TASK PROMPT: Go through the entries below and write each one out exactly.
☆ ☆ ☆ ☆ ☆
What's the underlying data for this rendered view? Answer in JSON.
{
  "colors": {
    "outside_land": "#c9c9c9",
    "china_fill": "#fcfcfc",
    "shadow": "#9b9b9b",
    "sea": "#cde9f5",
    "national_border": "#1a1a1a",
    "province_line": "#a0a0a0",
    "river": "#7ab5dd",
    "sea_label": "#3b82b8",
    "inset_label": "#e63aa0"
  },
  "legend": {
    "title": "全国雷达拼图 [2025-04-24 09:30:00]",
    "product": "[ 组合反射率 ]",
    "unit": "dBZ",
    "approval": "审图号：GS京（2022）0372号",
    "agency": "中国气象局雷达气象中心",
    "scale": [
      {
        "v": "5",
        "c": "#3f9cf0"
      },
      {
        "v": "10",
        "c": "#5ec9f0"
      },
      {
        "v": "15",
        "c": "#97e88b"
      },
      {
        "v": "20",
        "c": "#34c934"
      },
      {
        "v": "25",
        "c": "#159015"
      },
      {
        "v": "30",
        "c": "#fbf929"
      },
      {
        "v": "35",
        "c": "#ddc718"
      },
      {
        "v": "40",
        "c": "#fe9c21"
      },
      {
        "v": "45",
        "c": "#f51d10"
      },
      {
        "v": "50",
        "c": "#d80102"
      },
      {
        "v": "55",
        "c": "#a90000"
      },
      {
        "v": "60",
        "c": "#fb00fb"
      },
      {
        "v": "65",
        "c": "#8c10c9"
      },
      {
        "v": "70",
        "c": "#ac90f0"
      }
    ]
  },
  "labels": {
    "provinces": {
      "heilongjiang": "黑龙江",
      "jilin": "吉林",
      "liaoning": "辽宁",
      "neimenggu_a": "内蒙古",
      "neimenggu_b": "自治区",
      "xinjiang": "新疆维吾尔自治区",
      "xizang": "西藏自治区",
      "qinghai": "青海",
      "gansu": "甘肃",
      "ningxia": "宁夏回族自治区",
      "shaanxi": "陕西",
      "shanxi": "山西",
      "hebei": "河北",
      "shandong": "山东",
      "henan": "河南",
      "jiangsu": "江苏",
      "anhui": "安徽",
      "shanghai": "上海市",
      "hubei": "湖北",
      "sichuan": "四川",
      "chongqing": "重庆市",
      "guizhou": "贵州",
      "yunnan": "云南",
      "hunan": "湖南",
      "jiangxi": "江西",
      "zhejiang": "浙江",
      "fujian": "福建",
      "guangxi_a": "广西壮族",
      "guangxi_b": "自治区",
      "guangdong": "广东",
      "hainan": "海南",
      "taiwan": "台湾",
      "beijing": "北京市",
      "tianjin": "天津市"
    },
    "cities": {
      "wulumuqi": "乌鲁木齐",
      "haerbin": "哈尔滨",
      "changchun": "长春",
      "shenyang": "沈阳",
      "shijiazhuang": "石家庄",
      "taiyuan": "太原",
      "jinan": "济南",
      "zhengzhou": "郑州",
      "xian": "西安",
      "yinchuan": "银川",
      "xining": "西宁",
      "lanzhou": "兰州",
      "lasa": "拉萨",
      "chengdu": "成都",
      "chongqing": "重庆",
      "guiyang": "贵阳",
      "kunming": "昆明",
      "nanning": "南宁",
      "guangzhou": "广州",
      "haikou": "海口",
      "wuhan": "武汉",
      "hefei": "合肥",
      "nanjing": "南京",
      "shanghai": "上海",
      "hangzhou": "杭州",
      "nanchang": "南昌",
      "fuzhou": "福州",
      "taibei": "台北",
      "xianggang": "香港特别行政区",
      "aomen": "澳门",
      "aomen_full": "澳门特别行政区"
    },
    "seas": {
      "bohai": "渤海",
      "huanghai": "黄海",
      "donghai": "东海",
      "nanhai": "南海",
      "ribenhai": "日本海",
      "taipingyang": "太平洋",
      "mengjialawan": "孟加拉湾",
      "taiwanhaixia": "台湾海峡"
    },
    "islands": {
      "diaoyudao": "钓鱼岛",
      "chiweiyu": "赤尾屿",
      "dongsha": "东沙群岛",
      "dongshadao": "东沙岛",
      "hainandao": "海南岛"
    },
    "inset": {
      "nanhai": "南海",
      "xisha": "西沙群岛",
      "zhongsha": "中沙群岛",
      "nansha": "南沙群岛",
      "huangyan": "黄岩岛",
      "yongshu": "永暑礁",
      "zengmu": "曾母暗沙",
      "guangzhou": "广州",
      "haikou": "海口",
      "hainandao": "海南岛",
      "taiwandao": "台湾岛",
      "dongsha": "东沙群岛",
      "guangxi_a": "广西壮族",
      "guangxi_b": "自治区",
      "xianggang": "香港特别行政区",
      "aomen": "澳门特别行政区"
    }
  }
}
☆ ☆ ☆ ☆ ☆
EXERCISE OUTPUT:
What's the underlying data for this rendered view? Answer in JSON.
{
  "colors": {
    "outside_land": "#c9c9c9",
    "china_fill": "#fcfcfc",
    "shadow": "#9b9b9b",
    "sea": "#cde9f5",
    "national_border": "#1a1a1a",
    "province_line": "#a0a0a0",
    "river": "#7ab5dd",
    "sea_label": "#3b82b8",
    "inset_label": "#e63aa0"
  },
  "legend": {
    "title": "全国雷达拼图 [2025-04-24 09:30:00]",
    "product": "[ 组合反射率 ]",
    "unit": "dBZ",
    "approval": "审图号：GS京（2022）0372号",
    "agency": "中国气象局雷达气象中心",
    "scale": [
      {
        "v": "5",
        "c": "#3f9cf0"
      },
      {
        "v": "10",
        "c": "#5ec9f0"
      },
      {
        "v": "15",
        "c": "#97e88b"
      },
      {
        "v": "20",
        "c": "#34c934"
      },
      {
        "v": "25",
        "c": "#159015"
      },
      {
        "v": "30",
        "c": "#fbf929"
      },
      {
        "v": "35",
        "c": "#ddc718"
      },
      {
        "v": "40",
        "c": "#fe9c21"
      },
      {
        "v": "45",
        "c": "#f51d10"
      },
      {
        "v": "50",
        "c": "#d80102"
      },
      {
        "v": "55",
        "c": "#a90000"
      },
      {
        "v": "60",
        "c": "#fb00fb"
      },
      {
        "v": "65",
        "c": "#8c10c9"
      },
      {
        "v": "70",
        "c": "#ac90f0"
      }
    ]
  },
  "labels": {
    "provinces": {
      "heilongjiang": "黑龙江",
      "jilin": "吉林",
      "liaoning": "辽宁",
      "neimenggu_a": "内蒙古",
      "neimenggu_b": "自治区",
      "xinjiang": "新疆维吾尔自治区",
      "xizang": "西藏自治区",
      "qinghai": "青海",
      "gansu": "甘肃",
      "ningxia": "宁夏回族自治区",
      "shaanxi": "陕西",
      "shanxi": "山西",
      "hebei": "河北",
      "shandong": "山东",
      "henan": "河南",
      "jiangsu": "江苏",
      "anhui": "安徽",
      "shanghai": "上海市",
      "hubei": "湖北",
      "sichuan": "四川",
      "chongqing": "重庆市",
      "guizhou": "贵州",
      "yunnan": "云南",
      "hunan": "湖南",
      "jiangxi": "江西",
      "zhejiang": "浙江",
      "fujian": "福建",
      "guangxi_a": "广西壮族",
      "guangxi_b": "自治区",
      "guangdong": "广东",
      "hainan": "海南",
      "taiwan": "台湾",
      "beijing": "北京市",
      "tianjin": "天津市"
    },
    "cities": {
      "wulumuqi": "乌鲁木齐",
      "haerbin": "哈尔滨",
      "changchun": "长春",
      "shenyang": "沈阳",
      "shijiazhuang": "石家庄",
      "taiyuan": "太原",
      "jinan": "济南",
      "zhengzhou": "郑州",
      "xian": "西安",
      "yinchuan": "银川",
      "xining": "西宁",
      "lanzhou": "兰州",
      "lasa": "拉萨",
      "chengdu": "成都",
      "chongqing": "重庆",
      "guiyang": "贵阳",
      "kunming": "昆明",
      "nanning": "南宁",
      "guangzhou": "广州",
      "haikou": "海口",
      "wuhan": "武汉",
      "hefei": "合肥",
      "nanjing": "南京",
      "shanghai": "上海",
      "hangzhou": "杭州",
      "nanchang": "南昌",
      "fuzhou": "福州",
      "taibei": "台北",
      "xianggang": "香港特别行政区",
      "aomen": "澳门",
      "aomen_full": "澳门特别行政区"
    },
    "seas": {
      "bohai": "渤海",
      "huanghai": "黄海",
      "donghai": "东海",
      "nanhai": "南海",
      "ribenhai": "日本海",
      "taipingyang": "太平洋",
      "mengjialawan": "孟加拉湾",
      "taiwanhaixia": "台湾海峡"
    },
    "islands": {
      "diaoyudao": "钓鱼岛",
      "chiweiyu": "赤尾屿",
      "dongsha": "东沙群岛",
      "dongshadao": "东沙岛",
      "hainandao": "海南岛"
    },
    "inset": {
      "nanhai": "南海",
      "xisha": "西沙群岛",
      "zhongsha": "中沙群岛",
      "nansha": "南沙群岛",
      "huangyan": "黄岩岛",
      "yongshu": "永暑礁",
      "zengmu": "曾母暗沙",
      "guangzhou": "广州",
      "haikou": "海口",
      "hainandao": "海南岛",
      "taiwandao": "台湾岛",
      "dongsha": "东沙群岛",
      "guangxi_a": "广西壮族",
      "guangxi_b": "自治区",
      "xianggang": "香港特别行政区",
      "aomen": "澳门特别行政区"
    }
  }
}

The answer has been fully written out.